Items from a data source
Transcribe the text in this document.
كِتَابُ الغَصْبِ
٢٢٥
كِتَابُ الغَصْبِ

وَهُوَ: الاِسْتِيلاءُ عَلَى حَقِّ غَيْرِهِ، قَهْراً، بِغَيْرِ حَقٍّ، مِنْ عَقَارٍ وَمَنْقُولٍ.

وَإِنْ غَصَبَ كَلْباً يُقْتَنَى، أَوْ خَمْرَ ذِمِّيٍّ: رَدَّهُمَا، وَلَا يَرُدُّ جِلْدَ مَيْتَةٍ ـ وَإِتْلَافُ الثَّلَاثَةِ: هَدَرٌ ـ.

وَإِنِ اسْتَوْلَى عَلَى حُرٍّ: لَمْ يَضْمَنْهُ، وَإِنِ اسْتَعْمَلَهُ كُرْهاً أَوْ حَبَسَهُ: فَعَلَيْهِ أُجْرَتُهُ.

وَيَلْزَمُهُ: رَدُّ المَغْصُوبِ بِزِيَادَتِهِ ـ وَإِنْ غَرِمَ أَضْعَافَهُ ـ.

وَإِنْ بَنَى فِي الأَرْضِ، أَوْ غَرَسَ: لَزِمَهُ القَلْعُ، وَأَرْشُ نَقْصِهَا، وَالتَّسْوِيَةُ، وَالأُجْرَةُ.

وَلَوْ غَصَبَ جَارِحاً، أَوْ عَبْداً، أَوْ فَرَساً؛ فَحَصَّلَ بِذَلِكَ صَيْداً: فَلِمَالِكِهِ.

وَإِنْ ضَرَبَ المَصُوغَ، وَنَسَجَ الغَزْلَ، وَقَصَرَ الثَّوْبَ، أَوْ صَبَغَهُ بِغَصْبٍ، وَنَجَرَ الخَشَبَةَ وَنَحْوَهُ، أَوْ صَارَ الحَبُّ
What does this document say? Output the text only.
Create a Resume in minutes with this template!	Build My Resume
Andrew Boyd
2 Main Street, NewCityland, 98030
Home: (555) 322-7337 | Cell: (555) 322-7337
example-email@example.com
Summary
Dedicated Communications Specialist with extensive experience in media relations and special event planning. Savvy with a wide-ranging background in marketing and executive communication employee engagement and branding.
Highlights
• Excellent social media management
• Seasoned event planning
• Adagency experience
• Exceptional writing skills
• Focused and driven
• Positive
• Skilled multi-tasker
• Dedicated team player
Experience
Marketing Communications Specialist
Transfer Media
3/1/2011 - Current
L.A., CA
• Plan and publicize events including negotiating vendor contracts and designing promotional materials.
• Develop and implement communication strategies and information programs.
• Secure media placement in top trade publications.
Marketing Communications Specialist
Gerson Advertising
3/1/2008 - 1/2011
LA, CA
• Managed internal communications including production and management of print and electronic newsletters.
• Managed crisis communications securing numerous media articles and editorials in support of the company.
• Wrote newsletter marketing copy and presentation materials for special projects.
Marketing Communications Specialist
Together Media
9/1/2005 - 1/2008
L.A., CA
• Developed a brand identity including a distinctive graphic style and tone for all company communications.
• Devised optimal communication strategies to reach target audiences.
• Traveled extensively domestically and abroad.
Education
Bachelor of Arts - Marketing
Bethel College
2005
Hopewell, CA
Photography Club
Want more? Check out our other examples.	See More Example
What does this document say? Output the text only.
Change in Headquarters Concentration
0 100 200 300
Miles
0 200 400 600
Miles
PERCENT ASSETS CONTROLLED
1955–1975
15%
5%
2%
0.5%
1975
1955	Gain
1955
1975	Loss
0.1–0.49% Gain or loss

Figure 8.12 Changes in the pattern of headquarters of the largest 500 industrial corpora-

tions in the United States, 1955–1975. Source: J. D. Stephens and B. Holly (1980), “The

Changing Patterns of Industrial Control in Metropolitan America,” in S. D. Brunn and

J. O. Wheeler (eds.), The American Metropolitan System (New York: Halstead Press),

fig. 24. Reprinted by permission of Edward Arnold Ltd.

## [YOUR OBJECTIVE]
Collect the lines that hold "materials".

## [ANSWER TO THIS TASK]
• Plan and publicize events including negotiating vendor contracts and designing promotional materials.
• Wrote newsletter marketing copy and presentation materials for special projects.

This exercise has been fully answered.